* _Exercise goal_
Here are some entries; quote each one exactly.

******************************

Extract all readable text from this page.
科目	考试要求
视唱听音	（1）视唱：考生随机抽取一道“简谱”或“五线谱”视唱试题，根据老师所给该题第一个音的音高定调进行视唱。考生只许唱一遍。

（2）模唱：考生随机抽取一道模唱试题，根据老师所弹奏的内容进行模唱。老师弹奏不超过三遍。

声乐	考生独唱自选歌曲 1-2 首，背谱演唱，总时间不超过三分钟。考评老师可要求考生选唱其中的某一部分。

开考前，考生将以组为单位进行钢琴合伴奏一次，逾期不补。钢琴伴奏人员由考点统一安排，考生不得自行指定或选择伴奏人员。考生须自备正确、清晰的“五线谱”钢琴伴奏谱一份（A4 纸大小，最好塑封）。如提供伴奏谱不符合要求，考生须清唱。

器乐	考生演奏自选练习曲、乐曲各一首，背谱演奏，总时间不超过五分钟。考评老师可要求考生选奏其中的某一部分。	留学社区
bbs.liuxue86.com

******************************

* _Reply_
Extract all readable text from this page.
科目	考试要求
视唱听音	（1）视唱：考生随机抽取一道“简谱”或“五线谱”视唱试题，根据老师所给该题第一个音的音高定调进行视唱。考生只许唱一遍。

（2）模唱：考生随机抽取一道模唱试题，根据老师所弹奏的内容进行模唱。老师弹奏不超过三遍。

声乐	考生独唱自选歌曲 1-2 首，背谱演唱，总时间不超过三分钟。考评老师可要求考生选唱其中的某一部分。

开考前，考生将以组为单位进行钢琴合伴奏一次，逾期不补。钢琴伴奏人员由考点统一安排，考生不得自行指定或选择伴奏人员。考生须自备正确、清晰的“五线谱”钢琴伴奏谱一份（A4 纸大小，最好塑封）。如提供伴奏谱不符合要求，考生须清唱。

器乐	考生演奏自选练习曲、乐曲各一首，背谱演奏，总时间不超过五分钟。考评老师可要求考生选奏其中的某一部分。	留学社区
bbs.liuxue86.com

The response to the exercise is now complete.